- [Given exercise]
Your task is to write out the complete listing exactly as it is shown.

(Collected data entries)
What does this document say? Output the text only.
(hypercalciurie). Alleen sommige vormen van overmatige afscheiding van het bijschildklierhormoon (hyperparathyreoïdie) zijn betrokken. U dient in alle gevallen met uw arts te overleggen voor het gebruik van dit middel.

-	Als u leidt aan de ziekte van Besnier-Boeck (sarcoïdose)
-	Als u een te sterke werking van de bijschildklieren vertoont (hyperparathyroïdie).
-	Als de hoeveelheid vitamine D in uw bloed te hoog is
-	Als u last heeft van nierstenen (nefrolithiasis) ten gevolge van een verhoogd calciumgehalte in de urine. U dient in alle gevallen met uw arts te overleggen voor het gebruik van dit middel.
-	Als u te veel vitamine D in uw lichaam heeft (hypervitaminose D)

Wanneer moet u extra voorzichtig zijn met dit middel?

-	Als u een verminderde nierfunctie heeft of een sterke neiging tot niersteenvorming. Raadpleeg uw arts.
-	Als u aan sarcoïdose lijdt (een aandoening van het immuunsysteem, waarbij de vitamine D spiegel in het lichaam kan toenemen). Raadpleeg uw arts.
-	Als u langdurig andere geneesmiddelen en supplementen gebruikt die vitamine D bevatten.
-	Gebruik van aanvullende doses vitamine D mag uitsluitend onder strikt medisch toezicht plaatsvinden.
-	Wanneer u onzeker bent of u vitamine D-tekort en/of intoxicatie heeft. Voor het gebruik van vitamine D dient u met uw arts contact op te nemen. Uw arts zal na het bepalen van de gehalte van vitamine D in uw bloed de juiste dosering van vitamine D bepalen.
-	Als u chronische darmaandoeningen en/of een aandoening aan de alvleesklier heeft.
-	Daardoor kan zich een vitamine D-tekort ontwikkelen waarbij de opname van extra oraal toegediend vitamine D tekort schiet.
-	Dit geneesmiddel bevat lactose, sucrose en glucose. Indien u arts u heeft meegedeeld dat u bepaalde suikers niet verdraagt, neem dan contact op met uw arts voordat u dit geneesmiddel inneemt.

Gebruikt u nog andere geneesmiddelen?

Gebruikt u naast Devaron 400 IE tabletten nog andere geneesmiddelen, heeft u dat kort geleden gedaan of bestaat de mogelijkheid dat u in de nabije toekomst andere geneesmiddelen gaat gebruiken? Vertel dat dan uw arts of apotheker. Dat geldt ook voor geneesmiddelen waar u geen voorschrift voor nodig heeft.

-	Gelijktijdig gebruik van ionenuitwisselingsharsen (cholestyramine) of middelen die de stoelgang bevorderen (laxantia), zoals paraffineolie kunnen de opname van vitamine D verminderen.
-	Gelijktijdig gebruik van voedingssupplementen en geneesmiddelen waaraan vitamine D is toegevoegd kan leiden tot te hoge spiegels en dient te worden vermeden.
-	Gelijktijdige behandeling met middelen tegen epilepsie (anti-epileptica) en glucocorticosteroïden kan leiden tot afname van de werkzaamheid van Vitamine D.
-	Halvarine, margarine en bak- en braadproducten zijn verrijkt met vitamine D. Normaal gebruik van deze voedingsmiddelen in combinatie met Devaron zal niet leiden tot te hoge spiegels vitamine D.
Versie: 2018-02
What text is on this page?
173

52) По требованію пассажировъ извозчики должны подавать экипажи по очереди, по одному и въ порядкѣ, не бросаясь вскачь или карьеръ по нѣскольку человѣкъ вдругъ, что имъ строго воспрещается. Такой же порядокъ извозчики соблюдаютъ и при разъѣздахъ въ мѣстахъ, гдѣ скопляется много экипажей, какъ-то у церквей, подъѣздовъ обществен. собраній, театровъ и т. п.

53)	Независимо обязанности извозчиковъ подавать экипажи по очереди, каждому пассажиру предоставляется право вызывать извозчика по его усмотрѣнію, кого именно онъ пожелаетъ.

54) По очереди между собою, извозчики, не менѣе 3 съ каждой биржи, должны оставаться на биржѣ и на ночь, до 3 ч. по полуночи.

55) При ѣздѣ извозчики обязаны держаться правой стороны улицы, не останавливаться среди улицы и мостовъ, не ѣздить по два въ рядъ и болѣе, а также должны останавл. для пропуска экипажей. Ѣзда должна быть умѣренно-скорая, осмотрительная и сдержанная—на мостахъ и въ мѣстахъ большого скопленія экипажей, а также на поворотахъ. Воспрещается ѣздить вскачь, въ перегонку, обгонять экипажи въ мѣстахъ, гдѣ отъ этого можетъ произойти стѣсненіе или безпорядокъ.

- [Task solution]
What does this document say? Output the text only.
(hypercalciurie). Alleen sommige vormen van overmatige afscheiding van het bijschildklierhormoon (hyperparathyreoïdie) zijn betrokken. U dient in alle gevallen met uw arts te overleggen voor het gebruik van dit middel.

-	Als u leidt aan de ziekte van Besnier-Boeck (sarcoïdose)
-	Als u een te sterke werking van de bijschildklieren vertoont (hyperparathyroïdie).
-	Als de hoeveelheid vitamine D in uw bloed te hoog is
-	Als u last heeft van nierstenen (nefrolithiasis) ten gevolge van een verhoogd calciumgehalte in de urine. U dient in alle gevallen met uw arts te overleggen voor het gebruik van dit middel.
-	Als u te veel vitamine D in uw lichaam heeft (hypervitaminose D)

Wanneer moet u extra voorzichtig zijn met dit middel?

-	Als u een verminderde nierfunctie heeft of een sterke neiging tot niersteenvorming. Raadpleeg uw arts.
-	Als u aan sarcoïdose lijdt (een aandoening van het immuunsysteem, waarbij de vitamine D spiegel in het lichaam kan toenemen). Raadpleeg uw arts.
-	Als u langdurig andere geneesmiddelen en supplementen gebruikt die vitamine D bevatten.
-	Gebruik van aanvullende doses vitamine D mag uitsluitend onder strikt medisch toezicht plaatsvinden.
-	Wanneer u onzeker bent of u vitamine D-tekort en/of intoxicatie heeft. Voor het gebruik van vitamine D dient u met uw arts contact op te nemen. Uw arts zal na het bepalen van de gehalte van vitamine D in uw bloed de juiste dosering van vitamine D bepalen.
-	Als u chronische darmaandoeningen en/of een aandoening aan de alvleesklier heeft.
-	Daardoor kan zich een vitamine D-tekort ontwikkelen waarbij de opname van extra oraal toegediend vitamine D tekort schiet.
-	Dit geneesmiddel bevat lactose, sucrose en glucose. Indien u arts u heeft meegedeeld dat u bepaalde suikers niet verdraagt, neem dan contact op met uw arts voordat u dit geneesmiddel inneemt.

Gebruikt u nog andere geneesmiddelen?

Gebruikt u naast Devaron 400 IE tabletten nog andere geneesmiddelen, heeft u dat kort geleden gedaan of bestaat de mogelijkheid dat u in de nabije toekomst andere geneesmiddelen gaat gebruiken? Vertel dat dan uw arts of apotheker. Dat geldt ook voor geneesmiddelen waar u geen voorschrift voor nodig heeft.

-	Gelijktijdig gebruik van ionenuitwisselingsharsen (cholestyramine) of middelen die de stoelgang bevorderen (laxantia), zoals paraffineolie kunnen de opname van vitamine D verminderen.
-	Gelijktijdig gebruik van voedingssupplementen en geneesmiddelen waaraan vitamine D is toegevoegd kan leiden tot te hoge spiegels en dient te worden vermeden.
-	Gelijktijdige behandeling met middelen tegen epilepsie (anti-epileptica) en glucocorticosteroïden kan leiden tot afname van de werkzaamheid van Vitamine D.
-	Halvarine, margarine en bak- en braadproducten zijn verrijkt met vitamine D. Normaal gebruik van deze voedingsmiddelen in combinatie met Devaron zal niet leiden tot te hoge spiegels vitamine D.
Versie: 2018-02
What text is on this page?
173

52) По требованію пассажировъ извозчики должны подавать экипажи по очереди, по одному и въ порядкѣ, не бросаясь вскачь или карьеръ по нѣскольку человѣкъ вдругъ, что имъ строго воспрещается. Такой же порядокъ извозчики соблюдаютъ и при разъѣздахъ въ мѣстахъ, гдѣ скопляется много экипажей, какъ-то у церквей, подъѣздовъ обществен. собраній, театровъ и т. п.

53)	Независимо обязанности извозчиковъ подавать экипажи по очереди, каждому пассажиру предоставляется право вызывать извозчика по его усмотрѣнію, кого именно онъ пожелаетъ.

54) По очереди между собою, извозчики, не менѣе 3 съ каждой биржи, должны оставаться на биржѣ и на ночь, до 3 ч. по полуночи.

55) При ѣздѣ извозчики обязаны держаться правой стороны улицы, не останавливаться среди улицы и мостовъ, не ѣздить по два въ рядъ и болѣе, а также должны останавл. для пропуска экипажей. Ѣзда должна быть умѣренно-скорая, осмотрительная и сдержанная—на мостахъ и въ мѣстахъ большого скопленія экипажей, а также на поворотахъ. Воспрещается ѣздить вскачь, въ перегонку, обгонять экипажи въ мѣстахъ, гдѣ отъ этого можетъ произойти стѣсненіе или безпорядокъ.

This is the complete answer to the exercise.